*** Opening Supplied entries ***

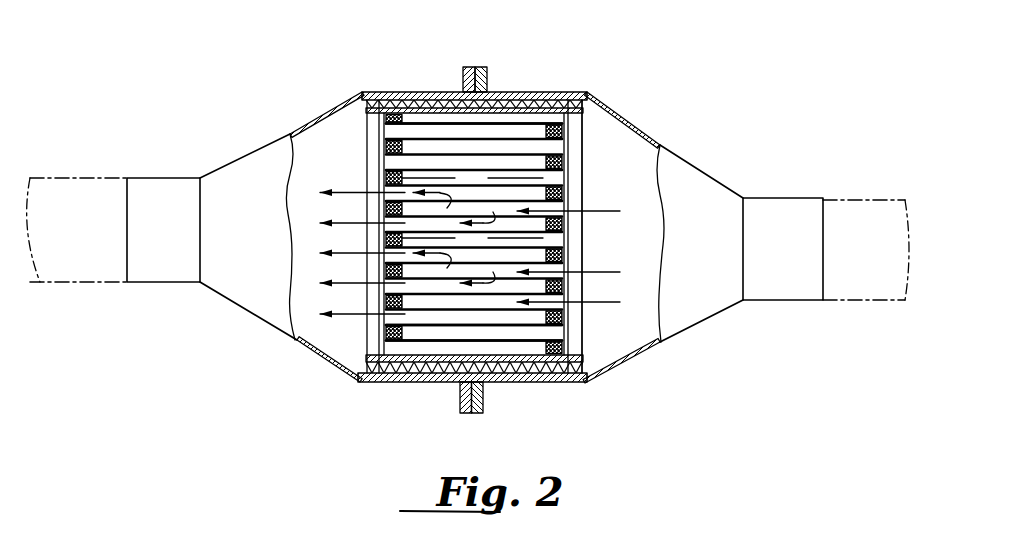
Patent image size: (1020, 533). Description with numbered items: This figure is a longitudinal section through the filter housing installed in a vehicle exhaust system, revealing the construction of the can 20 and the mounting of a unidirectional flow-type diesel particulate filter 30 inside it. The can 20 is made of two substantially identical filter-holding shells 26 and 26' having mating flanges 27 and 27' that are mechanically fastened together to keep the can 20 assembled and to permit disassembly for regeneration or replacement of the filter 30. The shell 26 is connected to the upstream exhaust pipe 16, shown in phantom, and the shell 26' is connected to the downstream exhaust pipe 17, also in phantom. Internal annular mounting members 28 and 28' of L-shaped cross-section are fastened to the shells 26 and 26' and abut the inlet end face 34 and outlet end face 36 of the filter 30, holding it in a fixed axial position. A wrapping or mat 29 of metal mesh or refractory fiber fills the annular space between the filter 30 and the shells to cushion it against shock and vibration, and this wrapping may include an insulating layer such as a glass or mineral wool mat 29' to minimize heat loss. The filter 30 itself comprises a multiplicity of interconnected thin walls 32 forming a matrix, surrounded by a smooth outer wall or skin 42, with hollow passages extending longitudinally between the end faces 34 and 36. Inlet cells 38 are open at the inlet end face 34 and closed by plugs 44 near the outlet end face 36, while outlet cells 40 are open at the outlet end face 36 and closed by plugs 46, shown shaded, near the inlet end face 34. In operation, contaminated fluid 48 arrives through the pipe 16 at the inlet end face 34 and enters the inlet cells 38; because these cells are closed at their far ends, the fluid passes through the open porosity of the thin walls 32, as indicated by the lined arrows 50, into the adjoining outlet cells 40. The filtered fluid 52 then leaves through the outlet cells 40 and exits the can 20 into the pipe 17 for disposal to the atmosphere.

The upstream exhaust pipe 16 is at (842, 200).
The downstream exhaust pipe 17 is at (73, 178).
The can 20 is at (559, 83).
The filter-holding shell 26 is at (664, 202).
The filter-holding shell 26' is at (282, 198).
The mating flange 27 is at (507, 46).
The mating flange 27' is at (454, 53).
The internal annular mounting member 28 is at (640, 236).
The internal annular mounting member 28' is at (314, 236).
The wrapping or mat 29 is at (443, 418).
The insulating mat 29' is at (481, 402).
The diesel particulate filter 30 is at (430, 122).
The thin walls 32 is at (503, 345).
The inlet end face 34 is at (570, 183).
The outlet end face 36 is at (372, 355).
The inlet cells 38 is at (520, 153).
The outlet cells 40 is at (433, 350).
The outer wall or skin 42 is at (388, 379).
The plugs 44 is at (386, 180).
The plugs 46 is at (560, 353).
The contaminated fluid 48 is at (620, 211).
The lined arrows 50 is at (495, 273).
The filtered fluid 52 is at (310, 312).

*** Closing Supplied entries ***

= Exercise brief =
Your output should be the full set of entries above, restated word for word and free of pictures.

= Your solution =
Patent image size: (1020, 533). Description with numbered items: This figure is a longitudinal section through the filter housing installed in a vehicle exhaust system, revealing the construction of the can 20 and the mounting of a unidirectional flow-type diesel particulate filter 30 inside it. The can 20 is made of two substantially identical filter-holding shells 26 and 26' having mating flanges 27 and 27' that are mechanically fastened together to keep the can 20 assembled and to permit disassembly for regeneration or replacement of the filter 30. The shell 26 is connected to the upstream exhaust pipe 16, shown in phantom, and the shell 26' is connected to the downstream exhaust pipe 17, also in phantom. Internal annular mounting members 28 and 28' of L-shaped cross-section are fastened to the shells 26 and 26' and abut the inlet end face 34 and outlet end face 36 of the filter 30, holding it in a fixed axial position. A wrapping or mat 29 of metal mesh or refractory fiber fills the annular space between the filter 30 and the shells to cushion it against shock and vibration, and this wrapping may include an insulating layer such as a glass or mineral wool mat 29' to minimize heat loss. The filter 30 itself comprises a multiplicity of interconnected thin walls 32 forming a matrix, surrounded by a smooth outer wall or skin 42, with hollow passages extending longitudinally between the end faces 34 and 36. Inlet cells 38 are open at the inlet end face 34 and closed by plugs 44 near the outlet end face 36, while outlet cells 40 are open at the outlet end face 36 and closed by plugs 46, shown shaded, near the inlet end face 34. In operation, contaminated fluid 48 arrives through the pipe 16 at the inlet end face 34 and enters the inlet cells 38; because these cells are closed at their far ends, the fluid passes through the open porosity of the thin walls 32, as indicated by the lined arrows 50, into the adjoining outlet cells 40. The filtered fluid 52 then leaves through the outlet cells 40 and exits the can 20 into the pipe 17 for disposal to the atmosphere.

The upstream exhaust pipe 16 is at (842, 200).
The downstream exhaust pipe 17 is at (73, 178).
The can 20 is at (559, 83).
The filter-holding shell 26 is at (664, 202).
The filter-holding shell 26' is at (282, 198).
The mating flange 27 is at (507, 46).
The mating flange 27' is at (454, 53).
The internal annular mounting member 28 is at (640, 236).
The internal annular mounting member 28' is at (314, 236).
The wrapping or mat 29 is at (443, 418).
The insulating mat 29' is at (481, 402).
The diesel particulate filter 30 is at (430, 122).
The thin walls 32 is at (503, 345).
The inlet end face 34 is at (570, 183).
The outlet end face 36 is at (372, 355).
The inlet cells 38 is at (520, 153).
The outlet cells 40 is at (433, 350).
The outer wall or skin 42 is at (388, 379).
The plugs 44 is at (386, 180).
The plugs 46 is at (560, 353).
The contaminated fluid 48 is at (620, 211).
The lined arrows 50 is at (495, 273).
The filtered fluid 52 is at (310, 312).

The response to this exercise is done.